Stated task: Here are some entries; quote each one exactly.

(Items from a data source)
"""

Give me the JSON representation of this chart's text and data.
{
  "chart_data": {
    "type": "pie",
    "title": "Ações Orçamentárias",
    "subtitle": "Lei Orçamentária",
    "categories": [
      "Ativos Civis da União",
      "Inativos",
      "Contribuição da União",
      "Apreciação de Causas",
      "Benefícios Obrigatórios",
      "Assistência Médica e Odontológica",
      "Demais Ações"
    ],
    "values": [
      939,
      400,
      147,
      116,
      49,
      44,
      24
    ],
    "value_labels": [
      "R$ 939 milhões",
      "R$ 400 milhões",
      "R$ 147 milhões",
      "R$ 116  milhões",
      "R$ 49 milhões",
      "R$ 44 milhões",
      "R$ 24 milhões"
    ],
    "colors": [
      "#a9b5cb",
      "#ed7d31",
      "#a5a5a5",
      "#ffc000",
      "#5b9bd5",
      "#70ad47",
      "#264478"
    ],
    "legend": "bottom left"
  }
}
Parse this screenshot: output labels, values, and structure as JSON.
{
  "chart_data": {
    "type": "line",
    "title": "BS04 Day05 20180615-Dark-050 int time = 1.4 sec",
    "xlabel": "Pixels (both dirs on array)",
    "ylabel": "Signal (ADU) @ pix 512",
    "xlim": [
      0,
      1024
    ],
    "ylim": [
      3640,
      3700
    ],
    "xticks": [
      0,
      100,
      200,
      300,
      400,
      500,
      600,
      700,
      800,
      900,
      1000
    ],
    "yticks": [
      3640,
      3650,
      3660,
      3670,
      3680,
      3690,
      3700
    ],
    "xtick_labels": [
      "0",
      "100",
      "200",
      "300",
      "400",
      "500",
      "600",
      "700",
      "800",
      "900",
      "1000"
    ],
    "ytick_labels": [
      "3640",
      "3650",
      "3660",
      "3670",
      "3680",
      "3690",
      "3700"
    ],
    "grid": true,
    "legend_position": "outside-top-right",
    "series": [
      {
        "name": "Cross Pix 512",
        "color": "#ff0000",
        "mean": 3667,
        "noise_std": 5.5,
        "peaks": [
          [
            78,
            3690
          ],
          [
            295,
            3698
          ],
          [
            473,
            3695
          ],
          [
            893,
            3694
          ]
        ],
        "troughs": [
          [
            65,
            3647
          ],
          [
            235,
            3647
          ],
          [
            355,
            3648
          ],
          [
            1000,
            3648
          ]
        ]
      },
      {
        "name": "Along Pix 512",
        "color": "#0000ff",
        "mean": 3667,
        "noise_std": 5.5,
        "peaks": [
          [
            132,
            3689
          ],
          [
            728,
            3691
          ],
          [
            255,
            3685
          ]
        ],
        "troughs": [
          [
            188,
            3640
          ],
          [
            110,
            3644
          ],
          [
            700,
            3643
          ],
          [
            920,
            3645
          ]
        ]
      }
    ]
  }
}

"""

Answer for the task:
Give me the JSON representation of this chart's text and data.
{
  "chart_data": {
    "type": "pie",
    "title": "Ações Orçamentárias",
    "subtitle": "Lei Orçamentária",
    "categories": [
      "Ativos Civis da União",
      "Inativos",
      "Contribuição da União",
      "Apreciação de Causas",
      "Benefícios Obrigatórios",
      "Assistência Médica e Odontológica",
      "Demais Ações"
    ],
    "values": [
      939,
      400,
      147,
      116,
      49,
      44,
      24
    ],
    "value_labels": [
      "R$ 939 milhões",
      "R$ 400 milhões",
      "R$ 147 milhões",
      "R$ 116  milhões",
      "R$ 49 milhões",
      "R$ 44 milhões",
      "R$ 24 milhões"
    ],
    "colors": [
      "#a9b5cb",
      "#ed7d31",
      "#a5a5a5",
      "#ffc000",
      "#5b9bd5",
      "#70ad47",
      "#264478"
    ],
    "legend": "bottom left"
  }
}
Parse this screenshot: output labels, values, and structure as JSON.
{
  "chart_data": {
    "type": "line",
    "title": "BS04 Day05 20180615-Dark-050 int time = 1.4 sec",
    "xlabel": "Pixels (both dirs on array)",
    "ylabel": "Signal (ADU) @ pix 512",
    "xlim": [
      0,
      1024
    ],
    "ylim": [
      3640,
      3700
    ],
    "xticks": [
      0,
      100,
      200,
      300,
      400,
      500,
      600,
      700,
      800,
      900,
      1000
    ],
    "yticks": [
      3640,
      3650,
      3660,
      3670,
      3680,
      3690,
      3700
    ],
    "xtick_labels": [
      "0",
      "100",
      "200",
      "300",
      "400",
      "500",
      "600",
      "700",
      "800",
      "900",
      "1000"
    ],
    "ytick_labels": [
      "3640",
      "3650",
      "3660",
      "3670",
      "3680",
      "3690",
      "3700"
    ],
    "grid": true,
    "legend_position": "outside-top-right",
    "series": [
      {
        "name": "Cross Pix 512",
        "color": "#ff0000",
        "mean": 3667,
        "noise_std": 5.5,
        "peaks": [
          [
            78,
            3690
          ],
          [
            295,
            3698
          ],
          [
            473,
            3695
          ],
          [
            893,
            3694
          ]
        ],
        "troughs": [
          [
            65,
            3647
          ],
          [
            235,
            3647
          ],
          [
            355,
            3648
          ],
          [
            1000,
            3648
          ]
        ]
      },
      {
        "name": "Along Pix 512",
        "color": "#0000ff",
        "mean": 3667,
        "noise_std": 5.5,
        "peaks": [
          [
            132,
            3689
          ],
          [
            728,
            3691
          ],
          [
            255,
            3685
          ]
        ],
        "troughs": [
          [
            188,
            3640
          ],
          [
            110,
            3644
          ],
          [
            700,
            3643
          ],
          [
            920,
            3645
          ]
        ]
      }
    ]
  }
}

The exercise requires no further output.